Saved entries

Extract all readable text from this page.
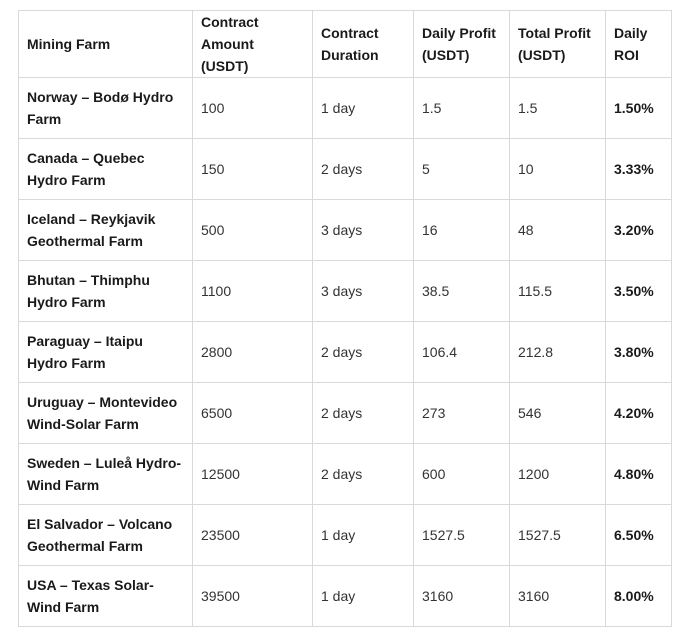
Mining Farm	Contract Amount (USDT)	Contract Duration	Daily Profit (USDT)	Total Profit (USDT)	Daily ROI
Norway – Bodø Hydro Farm	100	1 day	1.5	1.5	1.50%
Canada – Quebec Hydro Farm	150	2 days	5	10	3.33%
Iceland – Reykjavik Geothermal Farm	500	3 days	16	48	3.20%
Bhutan – Thimphu Hydro Farm	1100	3 days	38.5	115.5	3.50%
Paraguay – Itaipu Hydro Farm	2800	2 days	106.4	212.8	3.80%
Uruguay – Montevideo Wind-Solar Farm	6500	2 days	273	546	4.20%
Sweden – Luleå Hydro-Wind Farm	12500	2 days	600	1200	4.80%
El Salvador – Volcano Geothermal Farm	23500	1 day	1527.5	1527.5	6.50%
USA – Texas Solar-Wind Farm	39500	1 day	3160	3160	8.00%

• WHAT YOU SHOULD DO: Copy the listing word for word, excluding its pictures.

• WORKED SOLUTION:
Extract all readable text from this page.
Mining Farm	Contract Amount (USDT)	Contract Duration	Daily Profit (USDT)	Total Profit (USDT)	Daily ROI
Norway – Bodø Hydro Farm	100	1 day	1.5	1.5	1.50%
Canada – Quebec Hydro Farm	150	2 days	5	10	3.33%
Iceland – Reykjavik Geothermal Farm	500	3 days	16	48	3.20%
Bhutan – Thimphu Hydro Farm	1100	3 days	38.5	115.5	3.50%
Paraguay – Itaipu Hydro Farm	2800	2 days	106.4	212.8	3.80%
Uruguay – Montevideo Wind-Solar Farm	6500	2 days	273	546	4.20%
Sweden – Luleå Hydro-Wind Farm	12500	2 days	600	1200	4.80%
El Salvador – Volcano Geothermal Farm	23500	1 day	1527.5	1527.5	6.50%
USA – Texas Solar-Wind Farm	39500	1 day	3160	3160	8.00%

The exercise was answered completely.